— REQUEST —
Gather every line in the records below that contains the word "Kemp".

— PROVIDED DATA —

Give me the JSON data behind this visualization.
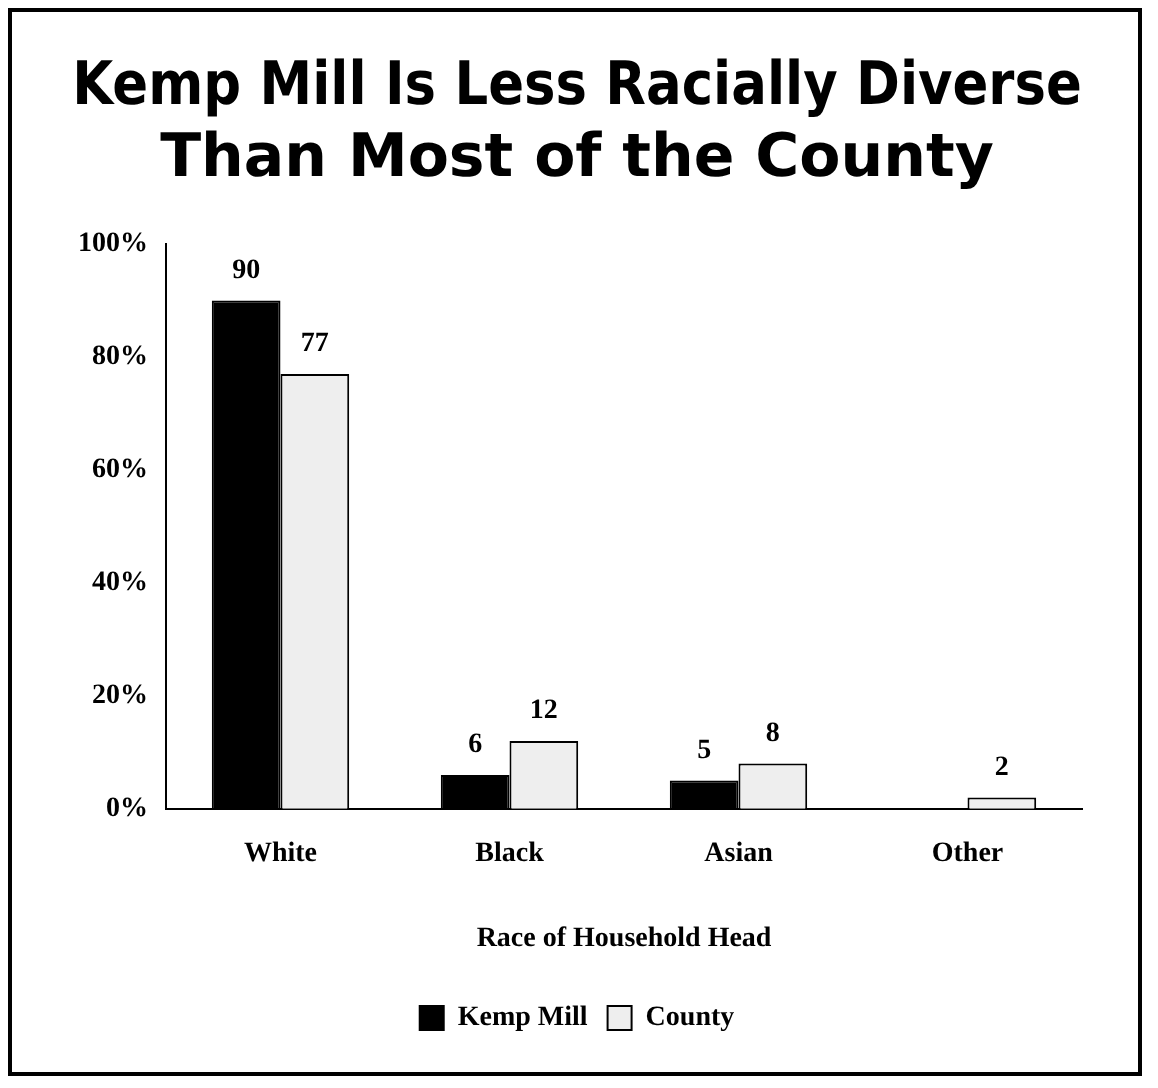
{
  "chart_data": {
    "type": "bar",
    "title": [
      "Kemp Mill Is Less Racially Diverse",
      "Than Most of the County"
    ],
    "xlabel": "Race of Household Head",
    "categories": [
      "White",
      "Black",
      "Asian",
      "Other"
    ],
    "series": [
      {
        "name": "Kemp Mill",
        "color": "#000000",
        "values": [
          90,
          6,
          5,
          null
        ]
      },
      {
        "name": "County",
        "color": "#eeeeee",
        "values": [
          77,
          12,
          8,
          2
        ]
      }
    ],
    "ylim": [
      0,
      100
    ],
    "yticks": [
      {
        "value": 0,
        "label": "0%"
      },
      {
        "value": 20,
        "label": "20%"
      },
      {
        "value": 40,
        "label": "40%"
      },
      {
        "value": 60,
        "label": "60%"
      },
      {
        "value": 80,
        "label": "80%"
      },
      {
        "value": 100,
        "label": "100%"
      }
    ],
    "data_labels": true,
    "grid": false,
    "legend": "bottom"
  }
}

— WRITTEN SOLUTION —
      "Kemp Mill Is Less Racially Diverse",
        "name": "Kemp Mill",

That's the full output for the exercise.